EXERCISE: Reading down the listing below, count the lines where the word "pane" shows up, then give only that count.

ITEMS:

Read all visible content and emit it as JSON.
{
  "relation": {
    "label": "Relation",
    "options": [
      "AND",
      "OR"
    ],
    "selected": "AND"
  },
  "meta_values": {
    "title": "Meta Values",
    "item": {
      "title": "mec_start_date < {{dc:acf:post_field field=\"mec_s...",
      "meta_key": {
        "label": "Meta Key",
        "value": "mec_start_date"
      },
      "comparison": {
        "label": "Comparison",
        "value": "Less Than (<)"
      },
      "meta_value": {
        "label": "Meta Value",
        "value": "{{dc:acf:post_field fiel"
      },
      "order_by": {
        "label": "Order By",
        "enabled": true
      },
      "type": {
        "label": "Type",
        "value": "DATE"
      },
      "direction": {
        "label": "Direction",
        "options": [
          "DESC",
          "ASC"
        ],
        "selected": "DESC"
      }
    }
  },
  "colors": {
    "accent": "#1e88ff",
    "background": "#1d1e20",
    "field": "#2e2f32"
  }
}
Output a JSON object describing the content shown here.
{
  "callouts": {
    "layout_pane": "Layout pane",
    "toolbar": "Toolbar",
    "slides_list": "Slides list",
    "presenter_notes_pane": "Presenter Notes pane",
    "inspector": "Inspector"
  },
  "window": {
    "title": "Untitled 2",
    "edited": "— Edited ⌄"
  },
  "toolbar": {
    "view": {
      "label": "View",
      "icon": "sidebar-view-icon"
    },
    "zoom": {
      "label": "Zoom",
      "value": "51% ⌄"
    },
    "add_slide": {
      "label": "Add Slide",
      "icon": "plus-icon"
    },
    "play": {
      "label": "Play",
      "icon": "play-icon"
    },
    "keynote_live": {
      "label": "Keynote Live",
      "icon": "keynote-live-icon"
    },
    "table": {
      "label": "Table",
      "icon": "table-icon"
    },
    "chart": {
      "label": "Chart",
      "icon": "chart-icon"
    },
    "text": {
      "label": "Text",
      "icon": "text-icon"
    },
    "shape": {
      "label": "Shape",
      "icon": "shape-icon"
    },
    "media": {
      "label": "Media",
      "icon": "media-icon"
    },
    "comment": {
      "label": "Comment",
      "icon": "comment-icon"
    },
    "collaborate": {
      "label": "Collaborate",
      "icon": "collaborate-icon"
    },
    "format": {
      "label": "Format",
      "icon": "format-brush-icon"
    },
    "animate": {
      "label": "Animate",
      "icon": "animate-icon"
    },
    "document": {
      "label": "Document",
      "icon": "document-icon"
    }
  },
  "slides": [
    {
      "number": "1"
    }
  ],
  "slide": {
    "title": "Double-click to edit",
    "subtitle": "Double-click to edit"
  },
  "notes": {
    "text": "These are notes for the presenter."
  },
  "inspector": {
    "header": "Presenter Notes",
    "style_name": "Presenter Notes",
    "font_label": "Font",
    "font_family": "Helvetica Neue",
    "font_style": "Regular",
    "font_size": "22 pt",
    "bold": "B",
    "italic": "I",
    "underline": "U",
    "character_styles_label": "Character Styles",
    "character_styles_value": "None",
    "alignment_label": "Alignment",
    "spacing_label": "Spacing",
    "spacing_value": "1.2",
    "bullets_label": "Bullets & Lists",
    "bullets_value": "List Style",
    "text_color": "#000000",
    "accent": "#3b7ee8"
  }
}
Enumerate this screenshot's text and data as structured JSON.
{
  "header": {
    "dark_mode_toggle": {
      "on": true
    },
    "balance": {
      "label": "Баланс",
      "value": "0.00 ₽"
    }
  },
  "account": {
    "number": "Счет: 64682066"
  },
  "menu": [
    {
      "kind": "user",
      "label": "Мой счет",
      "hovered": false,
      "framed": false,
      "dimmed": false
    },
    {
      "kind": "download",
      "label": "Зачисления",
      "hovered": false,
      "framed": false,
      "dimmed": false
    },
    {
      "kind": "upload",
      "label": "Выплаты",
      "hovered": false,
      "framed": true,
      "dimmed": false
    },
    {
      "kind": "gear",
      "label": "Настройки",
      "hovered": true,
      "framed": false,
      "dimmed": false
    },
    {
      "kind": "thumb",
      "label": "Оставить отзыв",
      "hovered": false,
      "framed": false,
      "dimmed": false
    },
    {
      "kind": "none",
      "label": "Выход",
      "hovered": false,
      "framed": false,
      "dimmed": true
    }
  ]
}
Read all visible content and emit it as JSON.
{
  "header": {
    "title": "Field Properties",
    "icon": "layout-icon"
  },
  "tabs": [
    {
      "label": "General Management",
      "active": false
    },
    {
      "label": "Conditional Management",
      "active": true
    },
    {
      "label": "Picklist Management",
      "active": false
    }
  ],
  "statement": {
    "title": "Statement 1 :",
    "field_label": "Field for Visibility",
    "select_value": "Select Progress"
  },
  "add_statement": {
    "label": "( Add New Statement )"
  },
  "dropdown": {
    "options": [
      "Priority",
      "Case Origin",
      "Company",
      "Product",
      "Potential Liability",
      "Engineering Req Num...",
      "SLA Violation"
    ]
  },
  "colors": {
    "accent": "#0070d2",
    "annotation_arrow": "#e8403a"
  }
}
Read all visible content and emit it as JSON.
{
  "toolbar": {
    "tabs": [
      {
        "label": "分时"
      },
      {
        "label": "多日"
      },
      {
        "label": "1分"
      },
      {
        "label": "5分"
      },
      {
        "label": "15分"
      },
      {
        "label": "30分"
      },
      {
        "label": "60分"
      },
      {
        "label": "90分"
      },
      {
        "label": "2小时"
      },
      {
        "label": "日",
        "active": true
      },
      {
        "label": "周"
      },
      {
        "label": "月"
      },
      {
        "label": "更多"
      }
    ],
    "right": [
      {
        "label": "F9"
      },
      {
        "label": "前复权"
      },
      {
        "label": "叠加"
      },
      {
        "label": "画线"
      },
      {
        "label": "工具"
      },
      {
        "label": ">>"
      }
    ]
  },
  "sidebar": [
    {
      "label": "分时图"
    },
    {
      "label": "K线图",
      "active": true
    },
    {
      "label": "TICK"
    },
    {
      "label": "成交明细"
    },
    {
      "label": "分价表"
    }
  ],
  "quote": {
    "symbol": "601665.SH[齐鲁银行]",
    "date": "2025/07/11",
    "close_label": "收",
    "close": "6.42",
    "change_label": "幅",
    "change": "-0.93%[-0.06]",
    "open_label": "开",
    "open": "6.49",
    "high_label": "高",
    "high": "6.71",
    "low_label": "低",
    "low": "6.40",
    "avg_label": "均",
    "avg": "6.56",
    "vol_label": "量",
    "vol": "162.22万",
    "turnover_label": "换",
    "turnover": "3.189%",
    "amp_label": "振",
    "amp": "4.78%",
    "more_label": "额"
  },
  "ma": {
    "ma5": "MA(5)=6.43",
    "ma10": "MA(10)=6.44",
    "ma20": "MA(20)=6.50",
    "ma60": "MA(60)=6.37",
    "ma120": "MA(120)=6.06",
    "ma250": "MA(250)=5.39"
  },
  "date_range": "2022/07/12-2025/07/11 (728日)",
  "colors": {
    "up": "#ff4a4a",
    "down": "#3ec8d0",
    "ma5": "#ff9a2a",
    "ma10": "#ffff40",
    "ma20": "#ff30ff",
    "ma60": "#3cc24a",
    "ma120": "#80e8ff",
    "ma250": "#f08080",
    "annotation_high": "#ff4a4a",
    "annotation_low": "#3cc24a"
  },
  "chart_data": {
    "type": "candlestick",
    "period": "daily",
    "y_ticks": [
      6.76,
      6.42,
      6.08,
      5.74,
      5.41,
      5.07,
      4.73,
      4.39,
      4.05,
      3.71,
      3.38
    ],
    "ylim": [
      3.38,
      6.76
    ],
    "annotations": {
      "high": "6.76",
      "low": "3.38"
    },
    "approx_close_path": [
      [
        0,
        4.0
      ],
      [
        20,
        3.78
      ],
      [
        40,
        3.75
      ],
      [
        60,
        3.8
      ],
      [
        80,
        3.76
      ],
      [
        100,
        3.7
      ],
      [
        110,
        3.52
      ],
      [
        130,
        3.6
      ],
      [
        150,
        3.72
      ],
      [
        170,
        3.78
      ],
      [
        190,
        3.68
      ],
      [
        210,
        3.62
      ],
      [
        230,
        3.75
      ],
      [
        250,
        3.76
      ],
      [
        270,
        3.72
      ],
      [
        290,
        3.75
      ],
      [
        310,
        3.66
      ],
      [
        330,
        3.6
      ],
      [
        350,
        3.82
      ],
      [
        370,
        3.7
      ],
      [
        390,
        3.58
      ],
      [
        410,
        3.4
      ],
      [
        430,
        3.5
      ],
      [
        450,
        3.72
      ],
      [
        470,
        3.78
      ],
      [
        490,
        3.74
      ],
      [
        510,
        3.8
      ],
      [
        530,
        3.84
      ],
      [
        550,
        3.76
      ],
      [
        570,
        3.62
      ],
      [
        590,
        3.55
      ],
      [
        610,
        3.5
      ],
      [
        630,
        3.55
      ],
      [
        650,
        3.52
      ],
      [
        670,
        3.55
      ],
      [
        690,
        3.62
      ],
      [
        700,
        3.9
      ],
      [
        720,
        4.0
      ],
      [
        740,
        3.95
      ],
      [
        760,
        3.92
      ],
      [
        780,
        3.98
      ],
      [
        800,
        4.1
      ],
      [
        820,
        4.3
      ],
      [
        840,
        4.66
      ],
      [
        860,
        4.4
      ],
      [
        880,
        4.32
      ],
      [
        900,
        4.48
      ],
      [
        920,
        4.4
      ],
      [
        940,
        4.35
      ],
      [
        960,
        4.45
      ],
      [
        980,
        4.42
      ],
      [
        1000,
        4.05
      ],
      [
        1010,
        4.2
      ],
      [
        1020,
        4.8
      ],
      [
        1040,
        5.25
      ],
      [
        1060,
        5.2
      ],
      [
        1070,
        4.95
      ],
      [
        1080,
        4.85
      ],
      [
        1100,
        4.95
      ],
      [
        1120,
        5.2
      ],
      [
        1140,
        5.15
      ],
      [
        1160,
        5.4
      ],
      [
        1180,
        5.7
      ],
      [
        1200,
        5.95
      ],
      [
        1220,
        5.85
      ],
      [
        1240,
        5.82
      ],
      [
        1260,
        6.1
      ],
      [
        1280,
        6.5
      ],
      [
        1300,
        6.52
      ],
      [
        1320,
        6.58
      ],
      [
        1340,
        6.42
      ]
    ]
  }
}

SOLUTION TO THE PROBLEM: 2